╭─ Recorded data
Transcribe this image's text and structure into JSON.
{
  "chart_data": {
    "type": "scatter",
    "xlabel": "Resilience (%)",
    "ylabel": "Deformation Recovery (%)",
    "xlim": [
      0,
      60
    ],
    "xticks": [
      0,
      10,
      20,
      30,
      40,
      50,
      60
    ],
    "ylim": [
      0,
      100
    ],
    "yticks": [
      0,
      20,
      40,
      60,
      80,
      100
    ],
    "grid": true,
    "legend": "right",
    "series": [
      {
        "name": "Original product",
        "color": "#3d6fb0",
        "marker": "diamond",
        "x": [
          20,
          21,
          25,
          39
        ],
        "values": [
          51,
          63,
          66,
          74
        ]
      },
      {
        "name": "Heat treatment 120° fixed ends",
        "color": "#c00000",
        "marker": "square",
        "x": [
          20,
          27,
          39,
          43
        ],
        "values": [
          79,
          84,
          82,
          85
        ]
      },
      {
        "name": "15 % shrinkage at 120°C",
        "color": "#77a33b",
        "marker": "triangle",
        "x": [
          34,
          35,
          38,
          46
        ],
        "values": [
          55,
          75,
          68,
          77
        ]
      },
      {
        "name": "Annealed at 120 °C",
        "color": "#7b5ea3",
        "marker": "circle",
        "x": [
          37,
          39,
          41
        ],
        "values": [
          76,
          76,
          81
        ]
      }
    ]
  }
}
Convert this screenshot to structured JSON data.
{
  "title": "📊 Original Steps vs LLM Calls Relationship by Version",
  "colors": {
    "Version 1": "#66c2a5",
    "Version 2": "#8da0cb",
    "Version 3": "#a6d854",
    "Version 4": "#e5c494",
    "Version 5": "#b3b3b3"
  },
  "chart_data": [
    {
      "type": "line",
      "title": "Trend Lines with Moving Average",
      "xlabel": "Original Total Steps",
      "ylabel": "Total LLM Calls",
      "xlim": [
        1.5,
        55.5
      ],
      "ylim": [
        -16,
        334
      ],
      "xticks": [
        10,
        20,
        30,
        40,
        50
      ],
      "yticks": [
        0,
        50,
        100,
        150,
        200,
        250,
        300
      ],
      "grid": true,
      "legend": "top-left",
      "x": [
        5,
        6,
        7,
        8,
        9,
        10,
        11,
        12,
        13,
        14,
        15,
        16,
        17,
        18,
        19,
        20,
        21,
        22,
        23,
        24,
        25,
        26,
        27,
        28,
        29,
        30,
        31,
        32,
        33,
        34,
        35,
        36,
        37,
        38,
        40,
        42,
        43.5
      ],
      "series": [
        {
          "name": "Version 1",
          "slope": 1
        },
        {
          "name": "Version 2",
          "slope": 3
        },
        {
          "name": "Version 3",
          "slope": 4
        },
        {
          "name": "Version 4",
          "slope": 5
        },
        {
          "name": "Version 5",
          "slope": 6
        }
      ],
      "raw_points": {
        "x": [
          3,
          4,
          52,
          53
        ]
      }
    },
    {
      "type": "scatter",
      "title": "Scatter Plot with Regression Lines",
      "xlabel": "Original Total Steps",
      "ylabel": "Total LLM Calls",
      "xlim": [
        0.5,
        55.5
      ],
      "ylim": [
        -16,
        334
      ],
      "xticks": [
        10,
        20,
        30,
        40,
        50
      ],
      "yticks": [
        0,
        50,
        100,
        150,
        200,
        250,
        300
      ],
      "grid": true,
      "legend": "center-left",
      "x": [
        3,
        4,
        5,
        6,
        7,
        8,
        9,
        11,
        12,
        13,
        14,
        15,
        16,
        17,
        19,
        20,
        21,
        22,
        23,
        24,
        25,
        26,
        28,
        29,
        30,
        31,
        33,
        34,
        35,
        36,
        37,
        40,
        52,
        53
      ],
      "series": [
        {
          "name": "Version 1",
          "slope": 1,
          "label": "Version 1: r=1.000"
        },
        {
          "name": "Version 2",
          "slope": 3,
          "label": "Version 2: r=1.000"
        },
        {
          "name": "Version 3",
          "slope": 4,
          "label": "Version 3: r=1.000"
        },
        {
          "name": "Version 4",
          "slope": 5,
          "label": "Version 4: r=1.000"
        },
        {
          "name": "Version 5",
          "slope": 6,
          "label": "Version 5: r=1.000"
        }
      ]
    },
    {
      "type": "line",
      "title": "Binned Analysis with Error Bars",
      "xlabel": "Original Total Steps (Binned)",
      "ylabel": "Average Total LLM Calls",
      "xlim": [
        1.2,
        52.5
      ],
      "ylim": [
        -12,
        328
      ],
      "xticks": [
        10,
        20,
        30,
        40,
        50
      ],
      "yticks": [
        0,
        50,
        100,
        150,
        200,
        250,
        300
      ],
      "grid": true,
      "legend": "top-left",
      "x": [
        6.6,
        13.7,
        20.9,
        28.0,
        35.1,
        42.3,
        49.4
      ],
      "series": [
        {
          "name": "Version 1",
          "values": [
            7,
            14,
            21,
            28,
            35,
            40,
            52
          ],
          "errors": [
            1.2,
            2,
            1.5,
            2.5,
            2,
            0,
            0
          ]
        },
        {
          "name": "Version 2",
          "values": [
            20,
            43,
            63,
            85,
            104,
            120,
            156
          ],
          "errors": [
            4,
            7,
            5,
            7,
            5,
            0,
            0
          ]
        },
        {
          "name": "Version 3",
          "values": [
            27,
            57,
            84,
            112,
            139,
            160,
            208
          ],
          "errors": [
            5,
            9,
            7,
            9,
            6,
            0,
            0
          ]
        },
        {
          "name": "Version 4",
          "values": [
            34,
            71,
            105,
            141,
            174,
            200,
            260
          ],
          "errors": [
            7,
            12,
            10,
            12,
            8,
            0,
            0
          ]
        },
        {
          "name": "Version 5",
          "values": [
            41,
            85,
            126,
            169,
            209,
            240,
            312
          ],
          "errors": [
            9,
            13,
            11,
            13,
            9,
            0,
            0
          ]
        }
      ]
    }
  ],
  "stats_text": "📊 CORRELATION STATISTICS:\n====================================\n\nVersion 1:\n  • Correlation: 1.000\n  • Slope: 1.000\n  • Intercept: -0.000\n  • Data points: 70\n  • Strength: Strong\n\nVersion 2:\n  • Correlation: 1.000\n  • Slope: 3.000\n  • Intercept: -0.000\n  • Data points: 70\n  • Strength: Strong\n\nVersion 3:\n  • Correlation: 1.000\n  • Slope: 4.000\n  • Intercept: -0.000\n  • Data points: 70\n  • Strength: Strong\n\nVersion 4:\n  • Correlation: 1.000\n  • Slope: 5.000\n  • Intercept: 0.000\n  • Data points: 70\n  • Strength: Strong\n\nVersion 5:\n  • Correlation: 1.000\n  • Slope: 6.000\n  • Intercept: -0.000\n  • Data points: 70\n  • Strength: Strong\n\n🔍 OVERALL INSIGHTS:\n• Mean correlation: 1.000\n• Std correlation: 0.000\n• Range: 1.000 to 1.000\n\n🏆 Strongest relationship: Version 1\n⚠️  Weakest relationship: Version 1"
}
╰─
### [Given request]
Find the string "Lines" in the listing and return every line that holds it.

### [Response to this exercise]
      "title": "Trend Lines with Moving Average",
      "title": "Scatter Plot with Regression Lines",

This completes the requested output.